[START INFORMATION GIVEN]
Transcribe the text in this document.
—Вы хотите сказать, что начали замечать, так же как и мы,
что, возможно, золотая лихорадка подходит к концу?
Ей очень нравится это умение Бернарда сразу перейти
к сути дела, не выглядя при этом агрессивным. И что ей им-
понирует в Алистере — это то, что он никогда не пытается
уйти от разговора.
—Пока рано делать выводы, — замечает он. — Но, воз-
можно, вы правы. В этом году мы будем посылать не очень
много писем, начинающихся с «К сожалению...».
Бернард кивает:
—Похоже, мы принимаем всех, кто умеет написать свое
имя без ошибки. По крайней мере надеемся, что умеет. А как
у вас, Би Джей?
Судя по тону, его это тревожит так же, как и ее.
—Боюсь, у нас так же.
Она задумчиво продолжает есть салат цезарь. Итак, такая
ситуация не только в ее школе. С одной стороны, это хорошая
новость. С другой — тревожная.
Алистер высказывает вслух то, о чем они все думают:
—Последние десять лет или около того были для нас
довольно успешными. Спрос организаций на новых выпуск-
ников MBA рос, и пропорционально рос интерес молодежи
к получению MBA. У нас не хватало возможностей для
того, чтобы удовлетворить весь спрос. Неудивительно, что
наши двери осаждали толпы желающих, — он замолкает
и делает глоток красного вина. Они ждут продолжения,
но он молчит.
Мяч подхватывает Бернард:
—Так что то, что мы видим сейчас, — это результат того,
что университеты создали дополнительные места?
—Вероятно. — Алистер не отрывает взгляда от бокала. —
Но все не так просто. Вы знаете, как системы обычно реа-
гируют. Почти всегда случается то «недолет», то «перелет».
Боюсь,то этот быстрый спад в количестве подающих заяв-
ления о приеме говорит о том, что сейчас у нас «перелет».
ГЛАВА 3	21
[END INFORMATION GIVEN]
[START INFORMATION GIVEN]
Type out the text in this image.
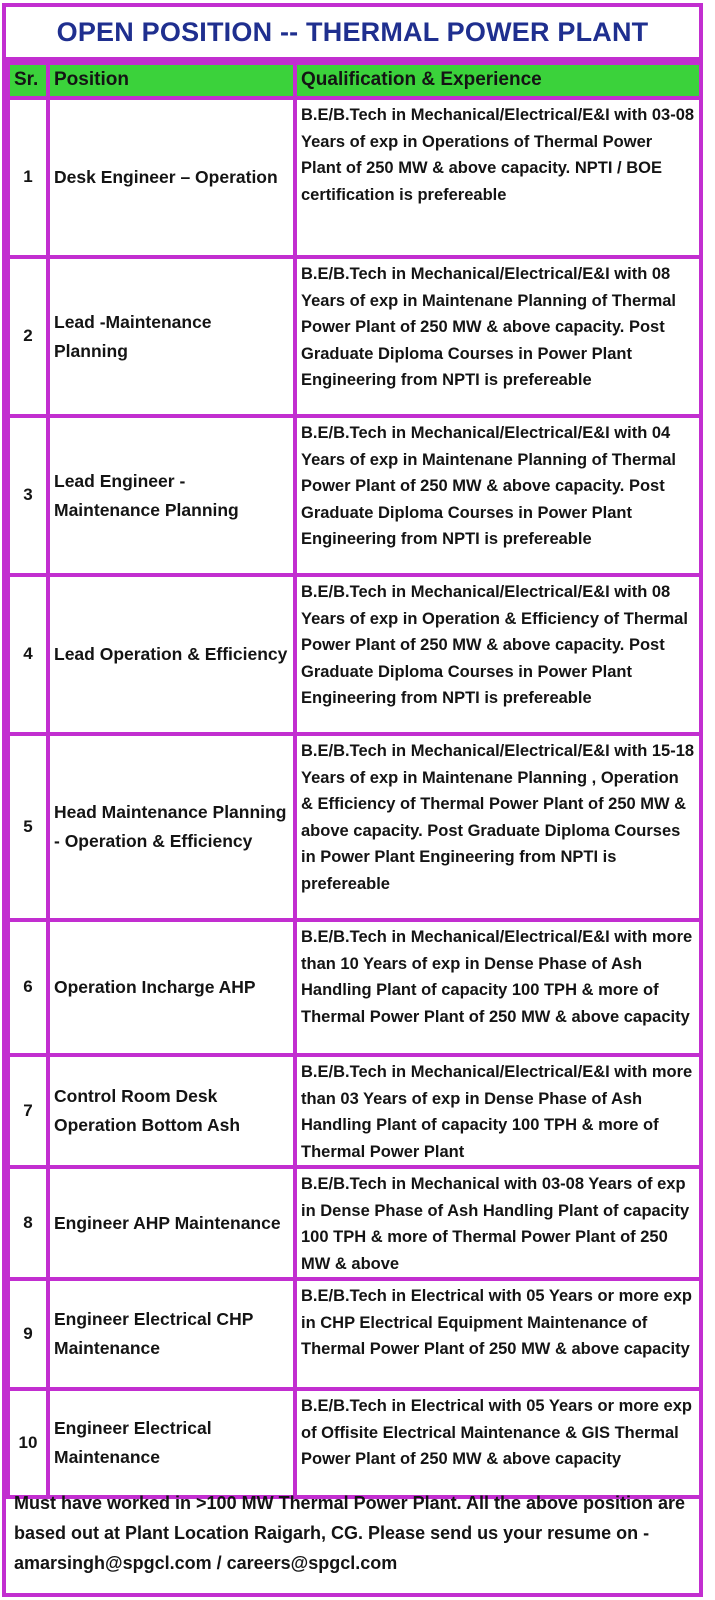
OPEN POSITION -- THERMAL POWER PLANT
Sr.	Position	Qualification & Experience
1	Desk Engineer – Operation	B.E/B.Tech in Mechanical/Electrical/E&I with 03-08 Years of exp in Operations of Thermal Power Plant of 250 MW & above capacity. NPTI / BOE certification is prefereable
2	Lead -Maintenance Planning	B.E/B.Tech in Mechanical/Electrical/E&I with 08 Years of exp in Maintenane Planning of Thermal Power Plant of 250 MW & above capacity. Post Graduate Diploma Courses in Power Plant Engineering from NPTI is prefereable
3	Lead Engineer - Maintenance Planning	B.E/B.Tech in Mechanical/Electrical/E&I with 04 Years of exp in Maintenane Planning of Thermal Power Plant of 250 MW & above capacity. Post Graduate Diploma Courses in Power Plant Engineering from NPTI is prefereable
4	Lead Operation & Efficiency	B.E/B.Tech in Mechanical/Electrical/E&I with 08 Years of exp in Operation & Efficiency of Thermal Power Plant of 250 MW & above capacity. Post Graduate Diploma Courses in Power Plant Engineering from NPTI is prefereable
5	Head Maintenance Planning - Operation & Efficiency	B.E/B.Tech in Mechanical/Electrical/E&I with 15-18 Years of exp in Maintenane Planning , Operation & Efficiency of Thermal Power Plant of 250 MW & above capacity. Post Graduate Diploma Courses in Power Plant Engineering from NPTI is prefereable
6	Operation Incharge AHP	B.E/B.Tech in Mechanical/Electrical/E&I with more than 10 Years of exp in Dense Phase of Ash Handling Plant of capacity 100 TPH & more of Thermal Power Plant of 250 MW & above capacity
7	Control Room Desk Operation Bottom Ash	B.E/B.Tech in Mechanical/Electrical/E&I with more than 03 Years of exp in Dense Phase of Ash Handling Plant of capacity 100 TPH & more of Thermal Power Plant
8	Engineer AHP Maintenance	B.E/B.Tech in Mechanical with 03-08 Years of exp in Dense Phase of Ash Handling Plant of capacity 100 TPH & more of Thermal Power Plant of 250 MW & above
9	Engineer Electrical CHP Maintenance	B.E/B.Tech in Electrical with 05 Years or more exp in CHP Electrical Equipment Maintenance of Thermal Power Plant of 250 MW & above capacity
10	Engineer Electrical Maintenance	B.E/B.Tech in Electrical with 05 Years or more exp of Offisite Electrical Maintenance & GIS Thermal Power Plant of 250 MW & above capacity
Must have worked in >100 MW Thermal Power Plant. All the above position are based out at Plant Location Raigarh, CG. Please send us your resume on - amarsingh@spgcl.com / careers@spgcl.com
[END INFORMATION GIVEN]
INSTRUCTIONS FOR THE TASK:
Using the material above, copy every line in which the string "Handling" occurs.

WRITTEN ANSWER:
6	Operation Incharge AHP	B.E/B.Tech in Mechanical/Electrical/E&I with more than 10 Years of exp in Dense Phase of Ash Handling Plant of capacity 100 TPH & more of Thermal Power Plant of 250 MW & above capacity
7	Control Room Desk Operation Bottom Ash	B.E/B.Tech in Mechanical/Electrical/E&I with more than 03 Years of exp in Dense Phase of Ash Handling Plant of capacity 100 TPH & more of Thermal Power Plant
8	Engineer AHP Maintenance	B.E/B.Tech in Mechanical with 03-08 Years of exp in Dense Phase of Ash Handling Plant of capacity 100 TPH & more of Thermal Power Plant of 250 MW & above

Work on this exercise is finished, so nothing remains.